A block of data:
* BEGIN *
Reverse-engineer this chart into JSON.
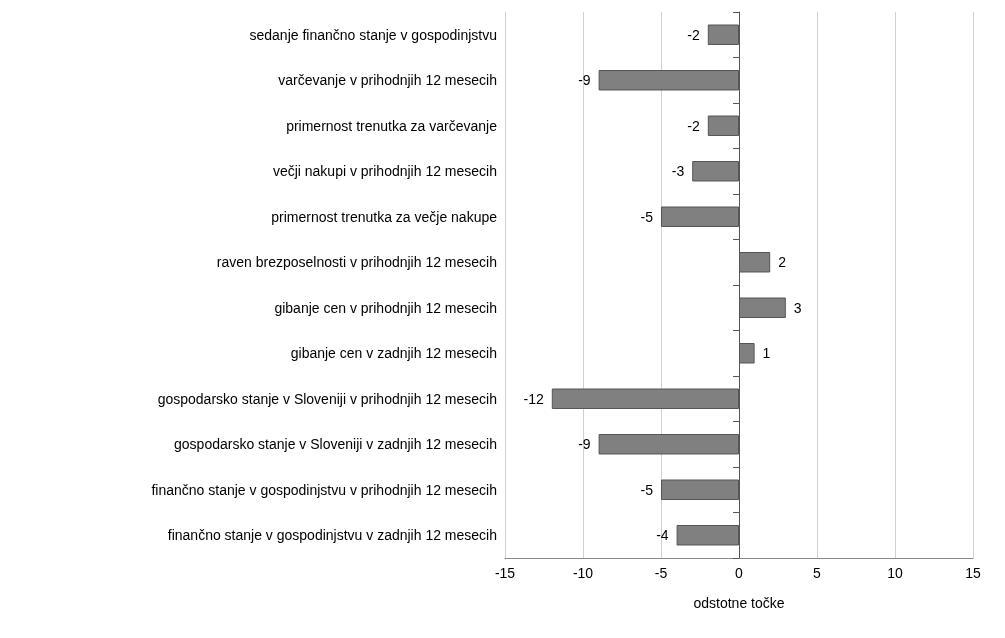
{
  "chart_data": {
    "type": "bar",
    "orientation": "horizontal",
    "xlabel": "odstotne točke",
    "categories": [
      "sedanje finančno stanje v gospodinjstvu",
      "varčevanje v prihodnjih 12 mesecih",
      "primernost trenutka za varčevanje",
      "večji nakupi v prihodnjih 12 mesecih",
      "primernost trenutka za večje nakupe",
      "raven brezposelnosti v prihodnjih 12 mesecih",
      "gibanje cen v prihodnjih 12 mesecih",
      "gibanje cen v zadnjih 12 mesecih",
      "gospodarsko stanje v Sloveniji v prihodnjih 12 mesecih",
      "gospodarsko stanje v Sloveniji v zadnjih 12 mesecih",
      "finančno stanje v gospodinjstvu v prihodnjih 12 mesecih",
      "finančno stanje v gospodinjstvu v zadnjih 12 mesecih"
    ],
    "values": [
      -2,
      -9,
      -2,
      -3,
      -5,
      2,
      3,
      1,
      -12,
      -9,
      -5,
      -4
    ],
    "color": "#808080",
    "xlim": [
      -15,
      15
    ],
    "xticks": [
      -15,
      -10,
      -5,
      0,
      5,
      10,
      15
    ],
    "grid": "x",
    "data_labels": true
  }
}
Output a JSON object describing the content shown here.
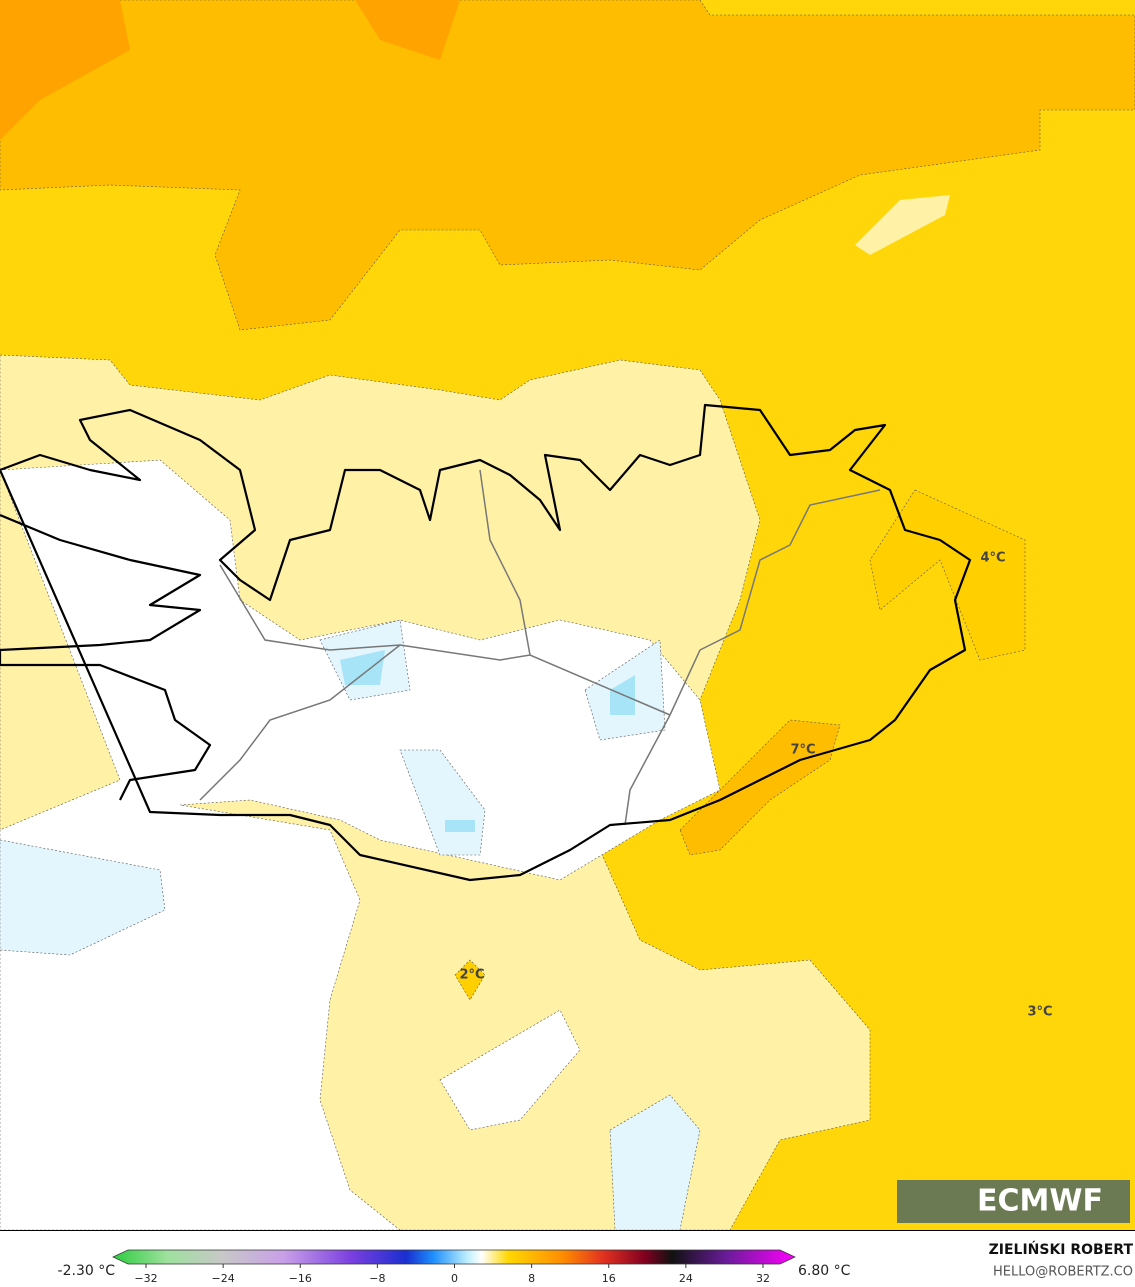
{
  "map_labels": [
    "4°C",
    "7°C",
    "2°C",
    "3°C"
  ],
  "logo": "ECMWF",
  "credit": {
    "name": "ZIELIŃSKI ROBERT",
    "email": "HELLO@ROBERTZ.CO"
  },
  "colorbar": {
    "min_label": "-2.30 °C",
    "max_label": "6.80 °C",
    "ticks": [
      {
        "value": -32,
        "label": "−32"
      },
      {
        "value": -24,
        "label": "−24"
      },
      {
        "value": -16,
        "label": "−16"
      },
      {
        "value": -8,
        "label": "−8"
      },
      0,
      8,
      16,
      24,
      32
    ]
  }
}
* END *
* **Exercise prompt**
Leave the images out and output the remaining material exactly as it stands.

* **Output**
Reverse-engineer this chart into JSON.
{
  "chart_data": {
    "type": "bar",
    "orientation": "horizontal",
    "xlabel": "odstotne točke",
    "categories": [
      "sedanje finančno stanje v gospodinjstvu",
      "varčevanje v prihodnjih 12 mesecih",
      "primernost trenutka za varčevanje",
      "večji nakupi v prihodnjih 12 mesecih",
      "primernost trenutka za večje nakupe",
      "raven brezposelnosti v prihodnjih 12 mesecih",
      "gibanje cen v prihodnjih 12 mesecih",
      "gibanje cen v zadnjih 12 mesecih",
      "gospodarsko stanje v Sloveniji v prihodnjih 12 mesecih",
      "gospodarsko stanje v Sloveniji v zadnjih 12 mesecih",
      "finančno stanje v gospodinjstvu v prihodnjih 12 mesecih",
      "finančno stanje v gospodinjstvu v zadnjih 12 mesecih"
    ],
    "values": [
      -2,
      -9,
      -2,
      -3,
      -5,
      2,
      3,
      1,
      -12,
      -9,
      -5,
      -4
    ],
    "color": "#808080",
    "xlim": [
      -15,
      15
    ],
    "xticks": [
      -15,
      -10,
      -5,
      0,
      5,
      10,
      15
    ],
    "grid": "x",
    "data_labels": true
  }
}
Output a JSON object describing the content shown here.
{
  "map_labels": [
    "4°C",
    "7°C",
    "2°C",
    "3°C"
  ],
  "logo": "ECMWF",
  "credit": {
    "name": "ZIELIŃSKI ROBERT",
    "email": "HELLO@ROBERTZ.CO"
  },
  "colorbar": {
    "min_label": "-2.30 °C",
    "max_label": "6.80 °C",
    "ticks": [
      {
        "value": -32,
        "label": "−32"
      },
      {
        "value": -24,
        "label": "−24"
      },
      {
        "value": -16,
        "label": "−16"
      },
      {
        "value": -8,
        "label": "−8"
      },
      0,
      8,
      16,
      24,
      32
    ]
  }
}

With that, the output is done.